> Document section
============

Bad roads, broken system: Time for a new constitution 

Spineless, gutless cowards.

Selfish tools of the special interests.

Short-sighted, small-minded, willfully ignorant losers. That would be a pretty fair description of the Michigan legislature, though some would say that's a little too kind.

Less than two weeks ago, they stuck it to us once again. Instead of doing their jobs and passing a transportation package to fix the roads, they punted, sticking us with the decision and the cost.

They didn't vote any new money to fix the roads, even though the state constitution plainly says they are supposed to.

Our lawmakers instead shoved a sales tax increase on the May ballot, loaded it with various goodies to make it hard for anyone to vote against it, and saddled us with the expense of a $10 million special election we have to hold because they won't do their jobs.

Then they left us holding the bag, and left town.

Nobody who is sane doubts that the roads are badly in need of repair. Yes, we should be investing more in mass transit and alternative ways of travel. Even if we did, however, we still would need roads for the foreseeable future, and ours are nearly the worst in the nation. We may be the Automobile State, but we have been spending less on them, per person, than any other, and it shows.

This is driving away business, and is costing people far more money in car repairs than any tax to fix the roads would, especially in metropolitan Detroit. Gov. Rick Snyder tried for three years to get lawmakers to fix the roads. They refused to do a thing, until last year's horrible weather produced so many potholes citizens got angry.

============

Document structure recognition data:
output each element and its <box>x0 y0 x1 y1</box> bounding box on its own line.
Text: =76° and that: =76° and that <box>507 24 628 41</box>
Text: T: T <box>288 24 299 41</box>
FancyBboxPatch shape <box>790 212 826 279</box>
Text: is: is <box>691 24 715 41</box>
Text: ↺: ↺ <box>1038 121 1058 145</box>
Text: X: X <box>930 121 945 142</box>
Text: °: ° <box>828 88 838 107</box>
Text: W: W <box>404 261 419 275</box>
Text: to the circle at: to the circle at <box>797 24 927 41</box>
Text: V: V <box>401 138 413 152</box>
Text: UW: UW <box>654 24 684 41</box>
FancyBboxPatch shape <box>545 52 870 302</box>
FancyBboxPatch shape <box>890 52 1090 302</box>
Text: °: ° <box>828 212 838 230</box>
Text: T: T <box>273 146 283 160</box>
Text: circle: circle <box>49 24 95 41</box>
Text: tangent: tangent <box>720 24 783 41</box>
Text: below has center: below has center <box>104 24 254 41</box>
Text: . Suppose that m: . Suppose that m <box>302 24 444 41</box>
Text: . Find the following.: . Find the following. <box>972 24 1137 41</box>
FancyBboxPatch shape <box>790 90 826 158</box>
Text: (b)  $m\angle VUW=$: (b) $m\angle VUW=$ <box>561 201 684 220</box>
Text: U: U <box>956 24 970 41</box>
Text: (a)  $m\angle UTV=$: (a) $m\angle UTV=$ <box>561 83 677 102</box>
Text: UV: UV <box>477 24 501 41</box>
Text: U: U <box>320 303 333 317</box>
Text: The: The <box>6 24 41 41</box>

============

> Work to complete
a) Could you write out the passage of the Michigan roads editorial between "Spineless, gutless cowards." and "do their jobs.", inclusive?
b) Can you carry the Michigan roads editorial forward from the point where it stops?

> Results for each task
a)
Spineless, gutless cowards.

Selfish tools of the special interests.

Short-sighted, small-minded, willfully ignorant losers. That would be a pretty fair description of the Michigan legislature, though some would say that's a little too kind.

Less than two weeks ago, they stuck it to us once again. Instead of doing their jobs and passing a transportation package to fix the roads, they punted, sticking us with the decision and the cost.

They didn't vote any new money to fix the roads, even though the state constitution plainly says they are supposed to.

Our lawmakers instead shoved a sales tax increase on the May ballot, loaded it with various goodies to make it hard for anyone to vote against it, and saddled us with the expense of a $10 million special election we have to hold because they won't do their jobs.

b)
Finally, they thought they had a deal to raise the gas tax to do it ... until it was killed by one of the less intelligent creatures to ever be Speaker of the Michigan House, Jase Bolger.

Bolger came up with a bizarre plan to fix the roads without increasing taxes, by instead essentially stealing that proportion of sales tax revenue meant for the schools. His sheep passed it.

Even his fellow Republicans in the state Senate knew this was a terrible idea. But Moonface wouldn't hear of raising taxes. "I think he's delusional and thinks he is going to run for governor next time and this will get him votes," a Lansing insider said.

Even Richard McLellan, another longtime Lansing insider, attorney and the ultimate conservative Republican political fixer knew how nuts this was. He posted on Facebook that "many Republicans do not understand the difference between capital-infrastructure spending and operating expenses."

Not only that, but, he added that the Michigan Constitution specifically requires that the legislature to "impose taxes sufficient with other resources to pay the expenses of state government."

The Constitution even specifically says those expenses include "constructing, reconstructing, financing and maintaining state, county, city and village roads, streets and bridges designed primarily for the use of motor vehicle using tires."

Couldn't be more clear than that.

But this presumes Bolger cares about his constitutional duty; he doesn't. Indeed, he got in difficulty two years ago, and drew a grand jury investigation for his part in trying to rig an election.

He also may have an aversion to taxes because the business he owns, Summit Credit Services, has a long history of payroll tax delinquency, with multiple liens filed against it by both the state treasury department and the Internal Revenue Service.

But he had the power, and in any event, Bolger was able to hold the state hostage. So, in desperation, the only thing the rest of the leadership could do was to put a suggested sales tax hike on the ballot next May. Republicans love doing it this way, because then nobody can blame them for raising taxes; the voters did it to themselves.

Democrats rightly hate the idea of raising the sales tax for anything, because it punishes the poor: Ninety-year-old pensioners who no longer drive would have to pay to fix the roads.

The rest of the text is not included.